## Exercise objective
Please copy the records word for word, starting at the first line and ending at the line that contains "row-basic-analysis: Basic Analysis", with both of those lines included.

## Records supplied
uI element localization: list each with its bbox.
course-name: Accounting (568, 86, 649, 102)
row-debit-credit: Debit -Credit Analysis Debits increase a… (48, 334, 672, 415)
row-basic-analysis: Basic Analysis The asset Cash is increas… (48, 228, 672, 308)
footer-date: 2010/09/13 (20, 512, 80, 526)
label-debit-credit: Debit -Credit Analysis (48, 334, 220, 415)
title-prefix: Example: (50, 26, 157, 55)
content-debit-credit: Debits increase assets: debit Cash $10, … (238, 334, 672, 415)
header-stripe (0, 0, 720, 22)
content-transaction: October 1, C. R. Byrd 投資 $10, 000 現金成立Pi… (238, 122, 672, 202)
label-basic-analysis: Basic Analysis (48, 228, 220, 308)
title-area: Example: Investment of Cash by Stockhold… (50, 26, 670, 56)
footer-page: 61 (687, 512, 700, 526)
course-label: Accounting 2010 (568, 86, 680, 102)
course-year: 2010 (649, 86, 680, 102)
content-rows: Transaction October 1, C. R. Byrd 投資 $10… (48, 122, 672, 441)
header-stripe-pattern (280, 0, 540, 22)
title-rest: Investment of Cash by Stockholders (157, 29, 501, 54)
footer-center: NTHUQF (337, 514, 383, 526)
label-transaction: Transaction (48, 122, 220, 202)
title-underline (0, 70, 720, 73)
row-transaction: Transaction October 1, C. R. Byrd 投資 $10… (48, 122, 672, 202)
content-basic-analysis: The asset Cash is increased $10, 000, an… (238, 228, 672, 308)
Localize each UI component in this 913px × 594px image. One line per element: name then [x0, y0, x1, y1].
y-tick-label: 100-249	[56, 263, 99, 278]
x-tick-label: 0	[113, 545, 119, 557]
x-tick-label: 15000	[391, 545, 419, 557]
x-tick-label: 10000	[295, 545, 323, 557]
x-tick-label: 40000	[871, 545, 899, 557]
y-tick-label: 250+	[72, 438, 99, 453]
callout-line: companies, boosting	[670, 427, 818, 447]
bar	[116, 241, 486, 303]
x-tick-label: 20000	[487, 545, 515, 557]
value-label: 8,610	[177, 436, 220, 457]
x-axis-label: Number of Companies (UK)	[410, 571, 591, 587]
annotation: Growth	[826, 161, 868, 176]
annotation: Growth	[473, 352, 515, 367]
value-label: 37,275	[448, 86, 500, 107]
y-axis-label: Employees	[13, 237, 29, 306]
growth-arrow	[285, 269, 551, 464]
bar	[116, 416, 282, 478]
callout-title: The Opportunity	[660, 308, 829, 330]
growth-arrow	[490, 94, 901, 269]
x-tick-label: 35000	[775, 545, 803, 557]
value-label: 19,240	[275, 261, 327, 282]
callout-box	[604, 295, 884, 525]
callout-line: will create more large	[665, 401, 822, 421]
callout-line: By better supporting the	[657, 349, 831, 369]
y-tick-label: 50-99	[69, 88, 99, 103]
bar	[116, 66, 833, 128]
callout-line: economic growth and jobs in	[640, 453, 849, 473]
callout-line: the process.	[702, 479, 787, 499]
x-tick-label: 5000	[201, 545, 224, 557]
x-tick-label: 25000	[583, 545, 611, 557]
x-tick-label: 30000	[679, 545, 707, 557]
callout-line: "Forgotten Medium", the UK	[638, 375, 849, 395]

## Output of the exercise
uI element localization: list each with its bbox.
course-name: Accounting (568, 86, 649, 102)
row-debit-credit: Debit -Credit Analysis Debits increase a… (48, 334, 672, 415)
row-basic-analysis: Basic Analysis The asset Cash is increas… (48, 228, 672, 308)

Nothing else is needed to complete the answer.